SET EXERCISE: Where does the string "instructions" appear? Copy every line of the entries below that holds it.

GIVEN INFORMATION:
— begin —
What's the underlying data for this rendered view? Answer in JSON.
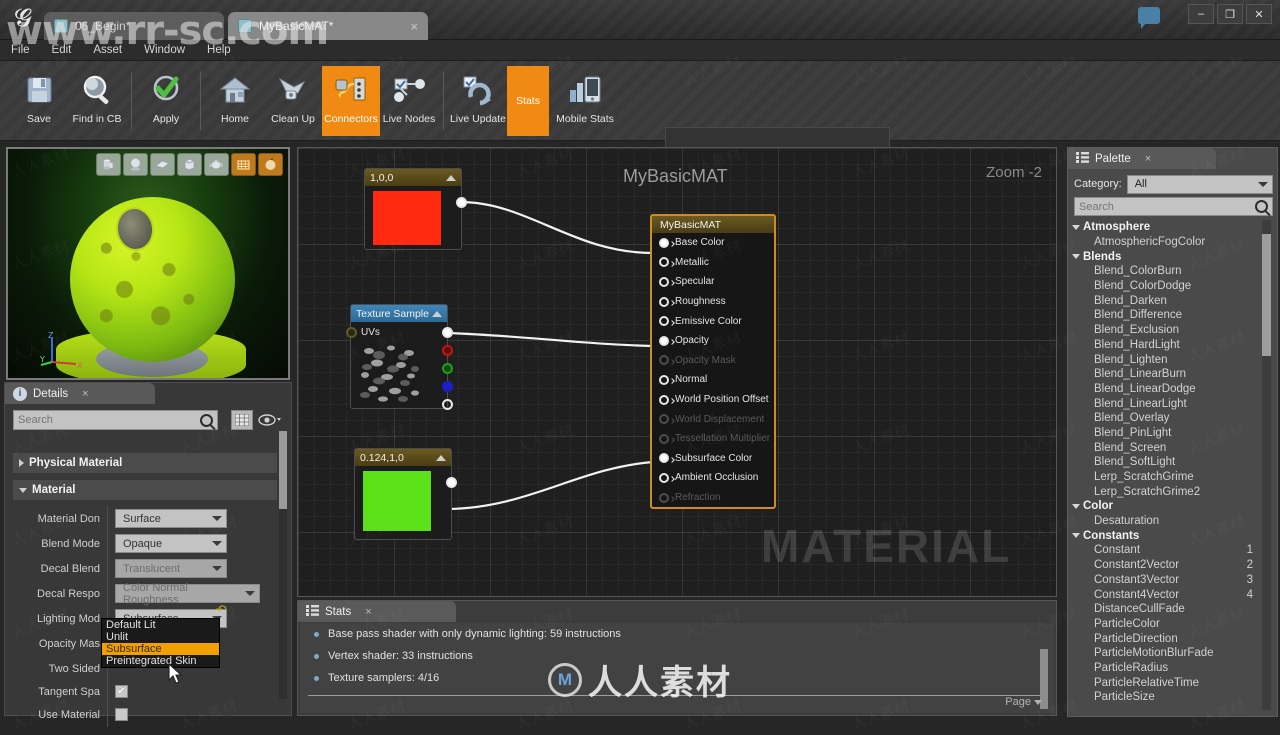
{
  "watermarks": {
    "top": "www.rr-sc.com",
    "center": "人人素材",
    "material": "MATERIAL",
    "tile": "人人素材"
  },
  "titlebar": {
    "tabs": [
      {
        "label": "06_Begin*",
        "icon": "document-icon"
      },
      {
        "label": "MyBasicMAT*",
        "icon": "material-icon"
      }
    ],
    "close_glyph": "×",
    "window": {
      "minimize": "–",
      "maximize": "❐",
      "close": "✕"
    }
  },
  "menubar": {
    "items": [
      "File",
      "Edit",
      "Asset",
      "Window",
      "Help"
    ]
  },
  "toolbar": {
    "buttons": [
      {
        "label": "Save",
        "icon": "save-icon",
        "active": false
      },
      {
        "label": "Find in CB",
        "icon": "find-icon",
        "active": false
      },
      {
        "label": "Apply",
        "icon": "apply-check-icon",
        "active": false
      },
      {
        "label": "Home",
        "icon": "home-icon",
        "active": false
      },
      {
        "label": "Clean Up",
        "icon": "cleanup-icon",
        "active": false
      },
      {
        "label": "Connectors",
        "icon": "connectors-icon",
        "active": true
      },
      {
        "label": "Live Nodes",
        "icon": "live-nodes-icon",
        "active": false
      },
      {
        "label": "Live Update",
        "icon": "live-update-icon",
        "active": false
      },
      {
        "label": "Stats",
        "icon": "stats-text-icon",
        "active": true
      },
      {
        "label": "Mobile Stats",
        "icon": "mobile-stats-icon",
        "active": false
      }
    ],
    "search": {
      "placeholder": "Search",
      "value": ""
    }
  },
  "viewport": {
    "shape_buttons": [
      "cylinder-icon",
      "sphere-icon",
      "plane-icon",
      "cube-icon",
      "teapot-icon",
      "grid-icon",
      "preview-material-icon"
    ],
    "axis": {
      "x": "X",
      "y": "Y",
      "z": "Z"
    }
  },
  "details": {
    "tab": {
      "title": "Details",
      "icon": "info-icon",
      "close": "×"
    },
    "search": {
      "placeholder": "Search",
      "value": ""
    },
    "buttons": [
      "grid-view-icon",
      "eye-icon"
    ],
    "sections": [
      {
        "name": "Physical Material",
        "open": false
      },
      {
        "name": "Material",
        "open": true
      }
    ],
    "properties": [
      {
        "label": "Material Don",
        "value": "Surface",
        "type": "combo",
        "disabled": false
      },
      {
        "label": "Blend Mode",
        "value": "Opaque",
        "type": "combo",
        "disabled": false
      },
      {
        "label": "Decal Blend",
        "value": "Translucent",
        "type": "combo",
        "disabled": true
      },
      {
        "label": "Decal Respo",
        "value": "Color Normal Roughness",
        "type": "combo",
        "disabled": true
      },
      {
        "label": "Lighting Mod",
        "value": "Subsurface",
        "type": "combo",
        "disabled": false
      },
      {
        "label": "Opacity Mas",
        "value": "",
        "type": "blank",
        "disabled": false
      },
      {
        "label": "Two Sided",
        "value": "",
        "type": "blank",
        "disabled": false
      },
      {
        "label": "Tangent Spa",
        "value": "",
        "type": "checkbox",
        "checked": true
      },
      {
        "label": "Use Material",
        "value": "",
        "type": "checkbox",
        "checked": false
      }
    ],
    "lighting_dropdown": {
      "open": true,
      "selected": "Subsurface",
      "options": [
        "Default Lit",
        "Unlit",
        "Subsurface",
        "Preintegrated Skin"
      ]
    },
    "revert_icon": "revert-arrow-icon"
  },
  "graph": {
    "title": "MyBasicMAT",
    "zoom_label": "Zoom -2",
    "nodes": [
      {
        "name": "constant-red",
        "title": "1,0,0",
        "color": "#ff2a0f",
        "type": "color"
      },
      {
        "name": "texture-sample",
        "title": "Texture Sample",
        "type": "texture",
        "input_pin": "UVs"
      },
      {
        "name": "constant-green",
        "title": "0.124,1,0",
        "color": "#5ce017",
        "type": "color"
      }
    ],
    "material_node": {
      "title": "MyBasicMAT",
      "pins": [
        {
          "label": "Base Color",
          "connected": true,
          "disabled": false
        },
        {
          "label": "Metallic",
          "connected": false,
          "disabled": false
        },
        {
          "label": "Specular",
          "connected": false,
          "disabled": false
        },
        {
          "label": "Roughness",
          "connected": false,
          "disabled": false
        },
        {
          "label": "Emissive Color",
          "connected": false,
          "disabled": false
        },
        {
          "label": "Opacity",
          "connected": true,
          "disabled": false
        },
        {
          "label": "Opacity Mask",
          "connected": false,
          "disabled": true
        },
        {
          "label": "Normal",
          "connected": false,
          "disabled": false
        },
        {
          "label": "World Position Offset",
          "connected": false,
          "disabled": false
        },
        {
          "label": "World Displacement",
          "connected": false,
          "disabled": true
        },
        {
          "label": "Tessellation Multiplier",
          "connected": false,
          "disabled": true
        },
        {
          "label": "Subsurface Color",
          "connected": true,
          "disabled": false
        },
        {
          "label": "Ambient Occlusion",
          "connected": false,
          "disabled": false
        },
        {
          "label": "Refraction",
          "connected": false,
          "disabled": true
        }
      ]
    }
  },
  "stats": {
    "tab": {
      "title": "Stats",
      "icon": "list-icon",
      "close": "×"
    },
    "rows": [
      "Base pass shader with only dynamic lighting: 59 instructions",
      "Vertex shader: 33 instructions",
      "Texture samplers: 4/16"
    ],
    "page_label": "Page"
  },
  "palette": {
    "tab": {
      "title": "Palette",
      "icon": "list-icon",
      "close": "×"
    },
    "category": {
      "label": "Category:",
      "value": "All"
    },
    "search": {
      "placeholder": "Search",
      "value": ""
    },
    "groups": [
      {
        "name": "Atmosphere",
        "items": [
          {
            "label": "AtmosphericFogColor",
            "num": ""
          }
        ]
      },
      {
        "name": "Blends",
        "items": [
          {
            "label": "Blend_ColorBurn",
            "num": ""
          },
          {
            "label": "Blend_ColorDodge",
            "num": ""
          },
          {
            "label": "Blend_Darken",
            "num": ""
          },
          {
            "label": "Blend_Difference",
            "num": ""
          },
          {
            "label": "Blend_Exclusion",
            "num": ""
          },
          {
            "label": "Blend_HardLight",
            "num": ""
          },
          {
            "label": "Blend_Lighten",
            "num": ""
          },
          {
            "label": "Blend_LinearBurn",
            "num": ""
          },
          {
            "label": "Blend_LinearDodge",
            "num": ""
          },
          {
            "label": "Blend_LinearLight",
            "num": ""
          },
          {
            "label": "Blend_Overlay",
            "num": ""
          },
          {
            "label": "Blend_PinLight",
            "num": ""
          },
          {
            "label": "Blend_Screen",
            "num": ""
          },
          {
            "label": "Blend_SoftLight",
            "num": ""
          },
          {
            "label": "Lerp_ScratchGrime",
            "num": ""
          },
          {
            "label": "Lerp_ScratchGrime2",
            "num": ""
          }
        ]
      },
      {
        "name": "Color",
        "items": [
          {
            "label": "Desaturation",
            "num": ""
          }
        ]
      },
      {
        "name": "Constants",
        "items": [
          {
            "label": "Constant",
            "num": "1"
          },
          {
            "label": "Constant2Vector",
            "num": "2"
          },
          {
            "label": "Constant3Vector",
            "num": "3"
          },
          {
            "label": "Constant4Vector",
            "num": "4"
          },
          {
            "label": "DistanceCullFade",
            "num": ""
          },
          {
            "label": "ParticleColor",
            "num": ""
          },
          {
            "label": "ParticleDirection",
            "num": ""
          },
          {
            "label": "ParticleMotionBlurFade",
            "num": ""
          },
          {
            "label": "ParticleRadius",
            "num": ""
          },
          {
            "label": "ParticleRelativeTime",
            "num": ""
          },
          {
            "label": "ParticleSize",
            "num": ""
          }
        ]
      }
    ]
  },
  "colors": {
    "accent": "#f08a12",
    "selection": "#f0a000",
    "node_border": "#d08b22"
  }
}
— end —
RESULT FOR THIS TASK:
      "Base pass shader with only dynamic lighting: 59 instructions",
      "Vertex shader: 33 instructions",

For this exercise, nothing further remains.